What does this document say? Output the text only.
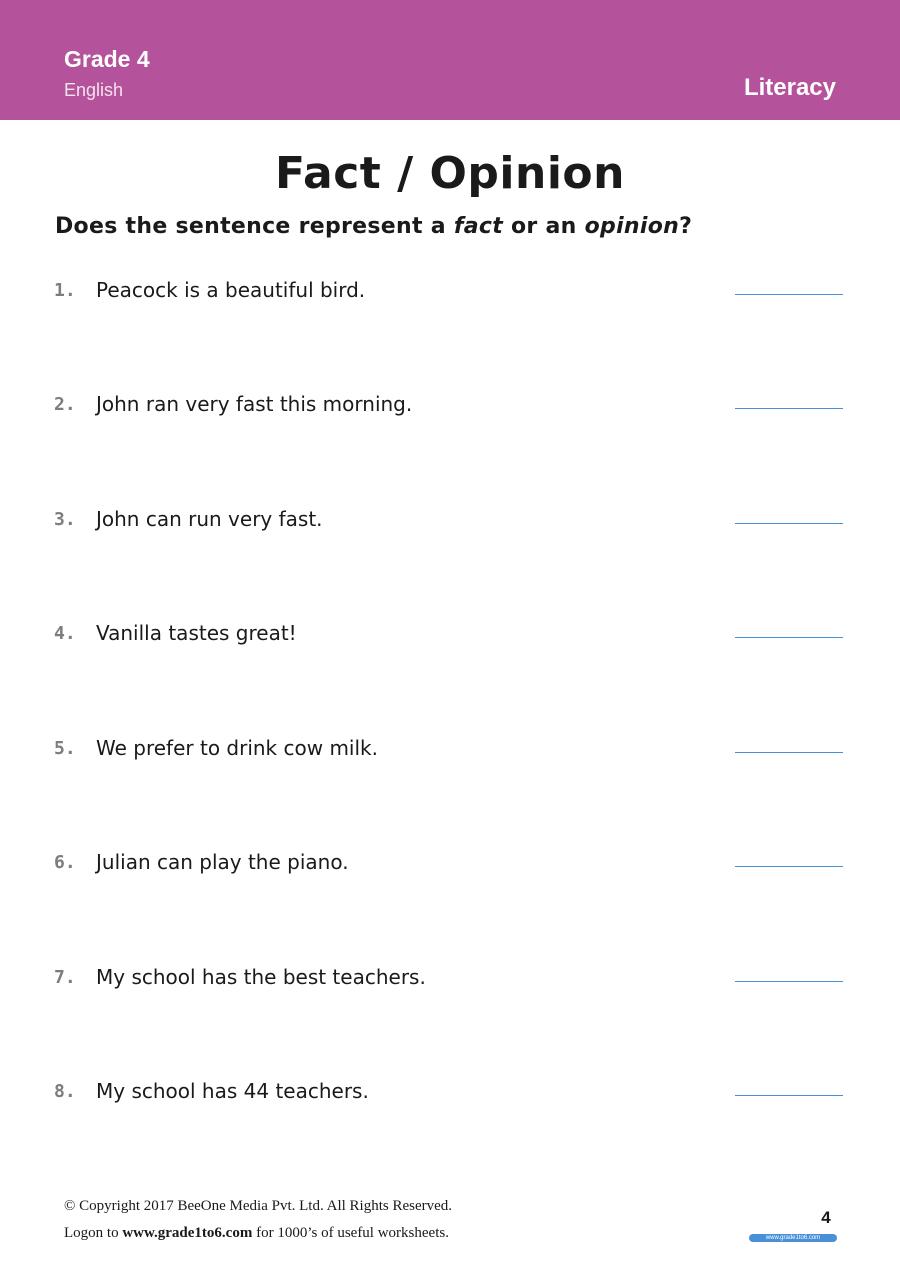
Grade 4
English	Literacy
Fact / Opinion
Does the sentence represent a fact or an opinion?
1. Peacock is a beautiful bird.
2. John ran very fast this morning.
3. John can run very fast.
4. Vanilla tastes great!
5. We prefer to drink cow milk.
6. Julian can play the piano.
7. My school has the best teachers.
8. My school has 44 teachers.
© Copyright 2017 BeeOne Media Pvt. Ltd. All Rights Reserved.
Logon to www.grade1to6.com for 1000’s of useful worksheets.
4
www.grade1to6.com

==

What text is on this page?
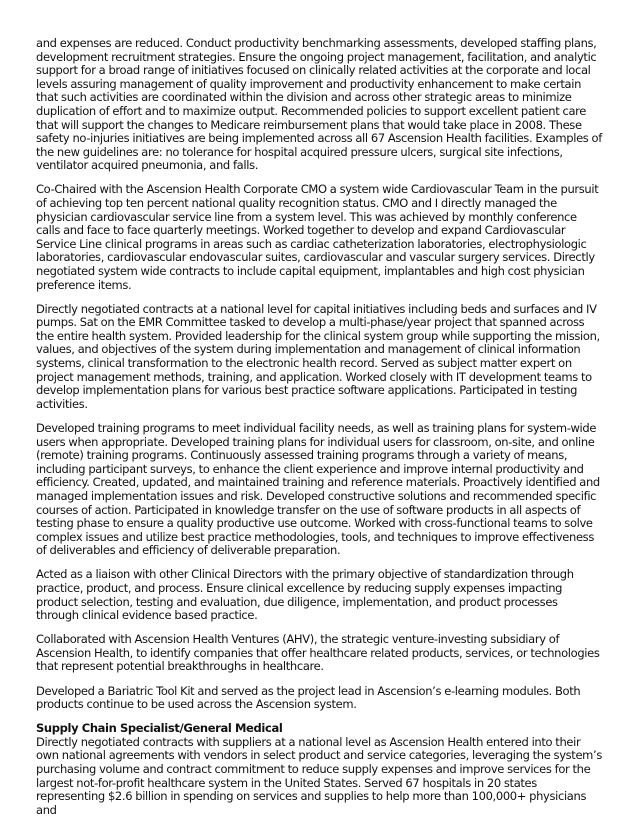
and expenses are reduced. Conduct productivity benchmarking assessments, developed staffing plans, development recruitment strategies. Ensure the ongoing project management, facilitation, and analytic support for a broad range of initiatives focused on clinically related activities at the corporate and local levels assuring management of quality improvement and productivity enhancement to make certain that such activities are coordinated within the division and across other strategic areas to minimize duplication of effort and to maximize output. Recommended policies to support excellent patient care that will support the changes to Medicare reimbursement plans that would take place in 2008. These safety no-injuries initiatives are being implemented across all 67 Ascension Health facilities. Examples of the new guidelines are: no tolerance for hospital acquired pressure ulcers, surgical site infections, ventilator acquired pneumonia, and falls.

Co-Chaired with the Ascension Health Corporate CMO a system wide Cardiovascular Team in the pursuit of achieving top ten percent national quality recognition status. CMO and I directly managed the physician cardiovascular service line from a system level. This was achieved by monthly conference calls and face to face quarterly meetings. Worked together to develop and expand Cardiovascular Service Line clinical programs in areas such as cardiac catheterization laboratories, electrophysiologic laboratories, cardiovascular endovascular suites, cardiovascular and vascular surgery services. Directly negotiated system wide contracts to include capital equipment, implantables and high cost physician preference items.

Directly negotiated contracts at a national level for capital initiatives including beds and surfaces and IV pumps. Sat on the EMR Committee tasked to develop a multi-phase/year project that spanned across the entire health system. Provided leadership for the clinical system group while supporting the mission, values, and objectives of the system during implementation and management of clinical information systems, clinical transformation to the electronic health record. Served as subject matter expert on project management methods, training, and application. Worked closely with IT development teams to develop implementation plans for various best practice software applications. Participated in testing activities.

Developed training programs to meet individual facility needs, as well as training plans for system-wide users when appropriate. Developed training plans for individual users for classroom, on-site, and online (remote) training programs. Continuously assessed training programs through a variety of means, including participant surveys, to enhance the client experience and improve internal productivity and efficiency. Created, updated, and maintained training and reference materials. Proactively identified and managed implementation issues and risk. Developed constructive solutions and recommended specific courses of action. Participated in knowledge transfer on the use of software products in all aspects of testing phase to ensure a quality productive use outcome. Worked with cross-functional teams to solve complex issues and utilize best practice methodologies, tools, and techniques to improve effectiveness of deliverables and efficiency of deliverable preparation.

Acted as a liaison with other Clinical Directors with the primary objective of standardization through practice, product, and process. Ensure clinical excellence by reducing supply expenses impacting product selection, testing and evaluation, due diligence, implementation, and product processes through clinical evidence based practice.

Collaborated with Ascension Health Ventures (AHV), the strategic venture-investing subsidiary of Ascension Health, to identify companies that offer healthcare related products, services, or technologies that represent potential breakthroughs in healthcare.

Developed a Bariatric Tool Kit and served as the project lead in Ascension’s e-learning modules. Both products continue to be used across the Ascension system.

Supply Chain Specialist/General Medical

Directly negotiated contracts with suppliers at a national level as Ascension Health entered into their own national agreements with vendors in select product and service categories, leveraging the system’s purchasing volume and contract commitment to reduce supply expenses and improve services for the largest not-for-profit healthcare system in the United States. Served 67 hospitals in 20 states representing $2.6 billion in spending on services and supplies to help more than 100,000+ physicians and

==

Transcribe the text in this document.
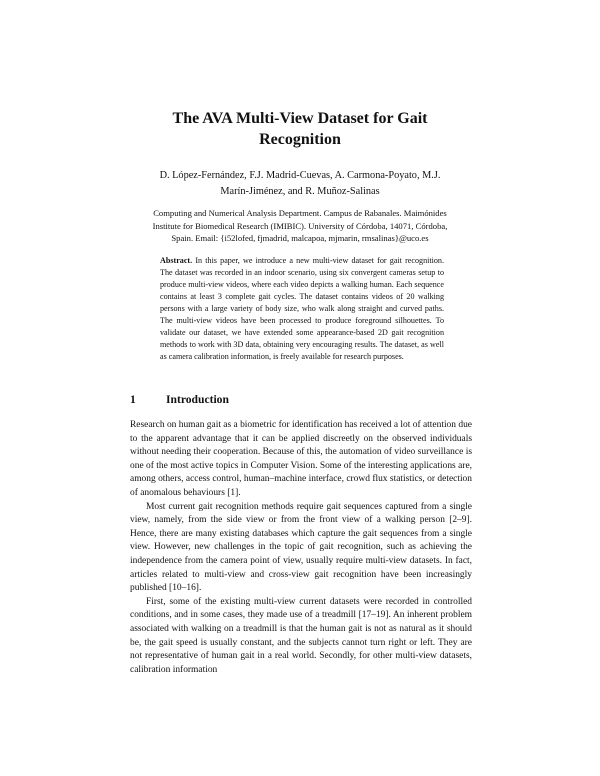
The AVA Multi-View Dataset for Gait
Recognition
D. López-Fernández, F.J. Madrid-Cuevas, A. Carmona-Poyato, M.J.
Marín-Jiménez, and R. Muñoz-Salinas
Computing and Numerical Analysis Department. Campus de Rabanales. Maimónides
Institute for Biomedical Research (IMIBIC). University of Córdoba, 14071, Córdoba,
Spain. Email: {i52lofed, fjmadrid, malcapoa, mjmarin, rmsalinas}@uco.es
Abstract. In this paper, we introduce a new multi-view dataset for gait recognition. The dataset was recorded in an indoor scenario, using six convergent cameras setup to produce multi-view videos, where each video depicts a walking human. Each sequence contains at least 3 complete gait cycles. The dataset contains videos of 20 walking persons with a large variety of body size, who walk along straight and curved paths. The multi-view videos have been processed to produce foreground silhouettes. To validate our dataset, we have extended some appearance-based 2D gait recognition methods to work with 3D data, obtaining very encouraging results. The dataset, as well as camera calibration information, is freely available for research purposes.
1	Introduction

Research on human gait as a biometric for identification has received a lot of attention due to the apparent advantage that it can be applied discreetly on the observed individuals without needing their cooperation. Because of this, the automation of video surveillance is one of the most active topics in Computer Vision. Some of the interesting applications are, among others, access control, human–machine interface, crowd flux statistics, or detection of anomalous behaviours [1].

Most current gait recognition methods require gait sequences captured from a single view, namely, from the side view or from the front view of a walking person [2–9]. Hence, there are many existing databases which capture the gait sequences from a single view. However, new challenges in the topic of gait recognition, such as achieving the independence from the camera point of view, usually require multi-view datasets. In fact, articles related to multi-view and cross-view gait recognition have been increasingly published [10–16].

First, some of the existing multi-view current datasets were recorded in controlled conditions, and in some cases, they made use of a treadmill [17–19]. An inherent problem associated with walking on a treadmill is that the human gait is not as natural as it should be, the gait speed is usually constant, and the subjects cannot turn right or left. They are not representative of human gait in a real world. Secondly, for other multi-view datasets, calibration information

▶ **What is asked**
Pull out every line in the material above where "fast" occurs.

▶ **Solution to this problem**
2. John ran very fast this morning.
3. John can run very fast.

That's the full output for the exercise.